begin

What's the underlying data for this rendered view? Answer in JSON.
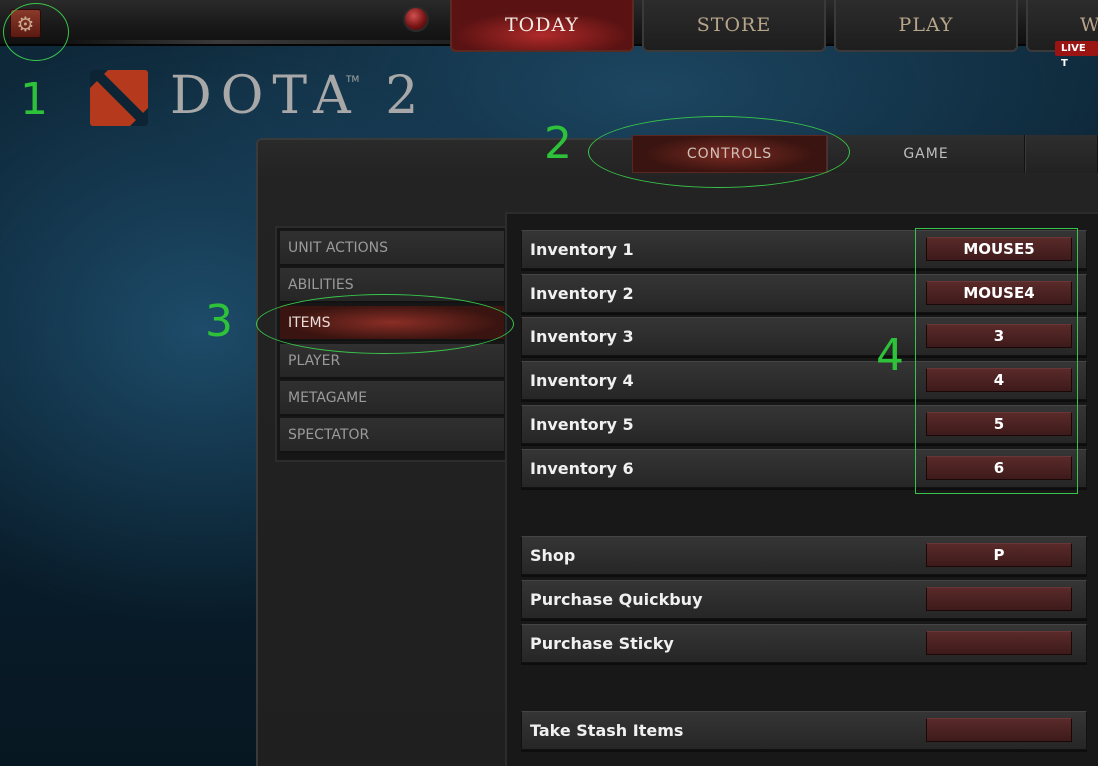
{
  "topnav": {
    "tabs": [
      {
        "label": "TODAY",
        "active": true
      },
      {
        "label": "STORE",
        "active": false
      },
      {
        "label": "PLAY",
        "active": false
      },
      {
        "label": "W",
        "active": false
      }
    ],
    "live_badge": "LIVE T"
  },
  "logo": {
    "text": "DOTA 2",
    "tm": "TM"
  },
  "settings_tabs": [
    {
      "label": "CONTROLS",
      "active": true
    },
    {
      "label": "GAME",
      "active": false
    }
  ],
  "categories": [
    {
      "label": "UNIT ACTIONS",
      "active": false
    },
    {
      "label": "ABILITIES",
      "active": false
    },
    {
      "label": "ITEMS",
      "active": true
    },
    {
      "label": "PLAYER",
      "active": false
    },
    {
      "label": "METAGAME",
      "active": false
    },
    {
      "label": "SPECTATOR",
      "active": false
    }
  ],
  "bindings": [
    {
      "label": "Inventory 1",
      "key": "MOUSE5"
    },
    {
      "label": "Inventory 2",
      "key": "MOUSE4"
    },
    {
      "label": "Inventory 3",
      "key": "3"
    },
    {
      "label": "Inventory 4",
      "key": "4"
    },
    {
      "label": "Inventory 5",
      "key": "5"
    },
    {
      "label": "Inventory 6",
      "key": "6"
    },
    {
      "label": "Shop",
      "key": "P"
    },
    {
      "label": "Purchase Quickbuy",
      "key": ""
    },
    {
      "label": "Purchase Sticky",
      "key": ""
    },
    {
      "label": "Take Stash Items",
      "key": ""
    }
  ],
  "annotations": {
    "n1": "1",
    "n2": "2",
    "n3": "3",
    "n4": "4",
    "color": "#2ec23a"
  },
  "colors": {
    "accent_red": "#8a2e26",
    "key_bg": "#5a2a2a",
    "background_blue": "#0f2a3c"
  },
  "icons": {
    "settings": "gear-icon",
    "logo": "dota-logo-icon"
  }
}
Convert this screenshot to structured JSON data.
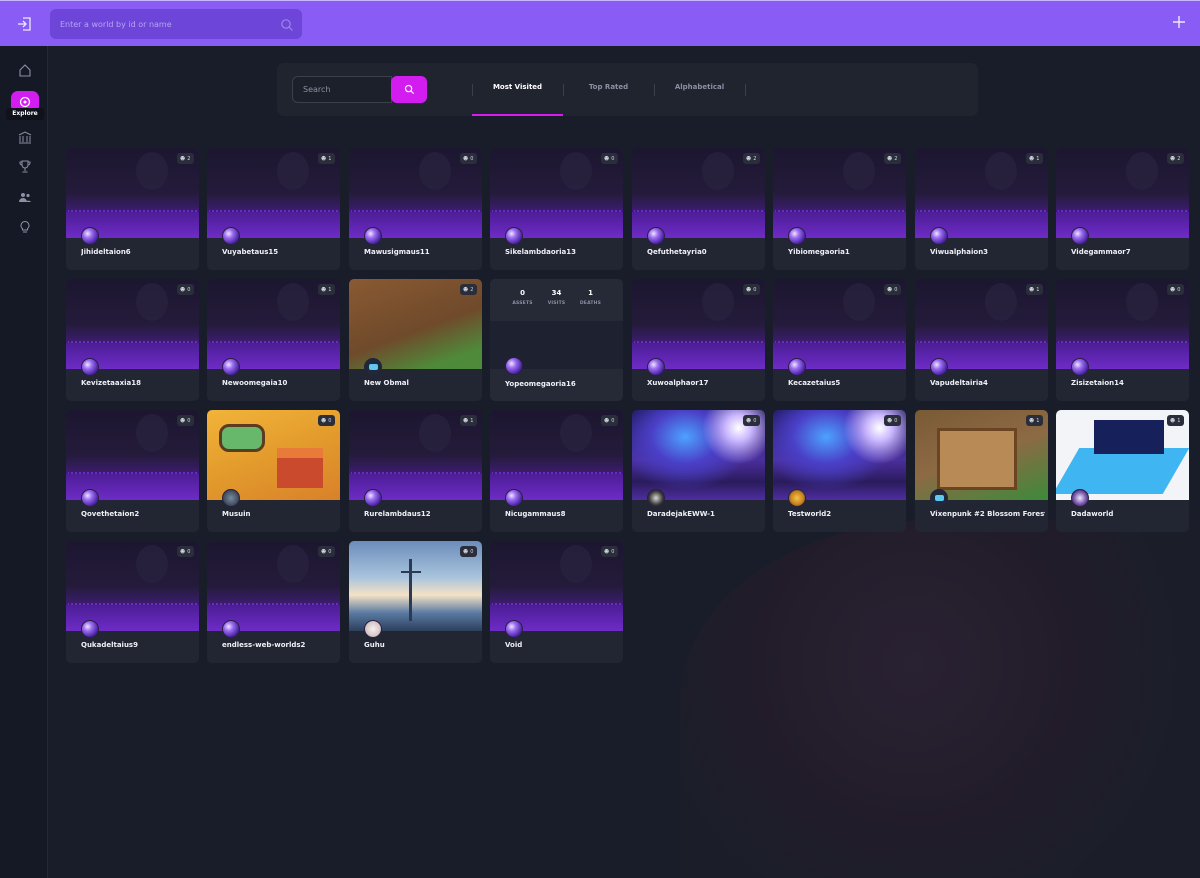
{
  "topbar": {
    "world_search_placeholder": "Enter a world by id or name",
    "login_icon": "login-icon",
    "plus_icon": "plus-icon",
    "accent": "#8a5cf6"
  },
  "sidebar": {
    "active_label": "Explore",
    "items": [
      {
        "icon": "home-icon"
      },
      {
        "icon": "explore-icon"
      },
      {
        "icon": "bank-icon"
      },
      {
        "icon": "trophy-icon"
      },
      {
        "icon": "users-icon"
      },
      {
        "icon": "lightbulb-icon"
      }
    ],
    "active_color": "#d21cf0"
  },
  "filter": {
    "search_placeholder": "Search",
    "tabs": [
      {
        "label": "Most Visited",
        "active": true
      },
      {
        "label": "Top Rated",
        "active": false
      },
      {
        "label": "Alphabetical",
        "active": false
      }
    ]
  },
  "worlds": [
    {
      "name": "Jihideltaion6",
      "badge": "2",
      "thumb": "default",
      "avatar": "orb"
    },
    {
      "name": "Vuyabetaus15",
      "badge": "1",
      "thumb": "default",
      "avatar": "orb"
    },
    {
      "name": "Mawusigmaus11",
      "badge": "0",
      "thumb": "default",
      "avatar": "orb"
    },
    {
      "name": "Sikelambdaoria13",
      "badge": "0",
      "thumb": "default",
      "avatar": "orb"
    },
    {
      "name": "Qefuthetayria0",
      "badge": "2",
      "thumb": "default",
      "avatar": "orb"
    },
    {
      "name": "Yibiomegaoria1",
      "badge": "2",
      "thumb": "default",
      "avatar": "orb"
    },
    {
      "name": "Viwualphaion3",
      "badge": "1",
      "thumb": "default",
      "avatar": "orb"
    },
    {
      "name": "Videgammaor7",
      "badge": "2",
      "thumb": "default",
      "avatar": "orb"
    },
    {
      "name": "Kevizetaaxia18",
      "badge": "0",
      "thumb": "default",
      "avatar": "orb"
    },
    {
      "name": "Newoomegaia10",
      "badge": "1",
      "thumb": "default",
      "avatar": "orb"
    },
    {
      "name": "New Obmal",
      "badge": "2",
      "thumb": "saloon",
      "avatar": "cat"
    },
    {
      "name": "Yopeomegaoria16",
      "badge": "",
      "thumb": "stats",
      "avatar": "orb",
      "stats": [
        {
          "value": "0",
          "label": "ASSETS"
        },
        {
          "value": "34",
          "label": "VISITS"
        },
        {
          "value": "1",
          "label": "DEATHS"
        }
      ]
    },
    {
      "name": "Xuwoalphaor17",
      "badge": "0",
      "thumb": "default",
      "avatar": "orb"
    },
    {
      "name": "Kecazetaius5",
      "badge": "0",
      "thumb": "default",
      "avatar": "orb"
    },
    {
      "name": "Vapudeltairia4",
      "badge": "1",
      "thumb": "default",
      "avatar": "orb"
    },
    {
      "name": "Zisizetaion14",
      "badge": "0",
      "thumb": "default",
      "avatar": "orb"
    },
    {
      "name": "Qovethetaion2",
      "badge": "0",
      "thumb": "default",
      "avatar": "orb"
    },
    {
      "name": "Musuin",
      "badge": "0",
      "thumb": "farm",
      "avatar": "grey"
    },
    {
      "name": "Rurelambdaus12",
      "badge": "1",
      "thumb": "default",
      "avatar": "orb"
    },
    {
      "name": "Nicugammaus8",
      "badge": "0",
      "thumb": "default",
      "avatar": "orb"
    },
    {
      "name": "DaradejakEWW-1",
      "badge": "0",
      "thumb": "galaxy",
      "avatar": "dark"
    },
    {
      "name": "Testworld2",
      "badge": "0",
      "thumb": "galaxy",
      "avatar": "gold"
    },
    {
      "name": "Vixenpunk #2 Blossom Forest",
      "badge": "1",
      "thumb": "pixelroom",
      "avatar": "cat"
    },
    {
      "name": "Dadaworld",
      "badge": "1",
      "thumb": "iso",
      "avatar": "witch"
    },
    {
      "name": "Qukadeltaius9",
      "badge": "0",
      "thumb": "default",
      "avatar": "orb"
    },
    {
      "name": "endless-web-worlds2",
      "badge": "0",
      "thumb": "default",
      "avatar": "orb"
    },
    {
      "name": "Guhu",
      "badge": "0",
      "thumb": "photo",
      "avatar": "light"
    },
    {
      "name": "Void",
      "badge": "0",
      "thumb": "default",
      "avatar": "orb"
    }
  ]
}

end

THE EXERCISE » Pick each line holding the word "Purchase" out of the data and copy it.

PROBLEM SOLUTION »
      "label": "Purchase Quickbuy",
      "label": "Purchase Sticky",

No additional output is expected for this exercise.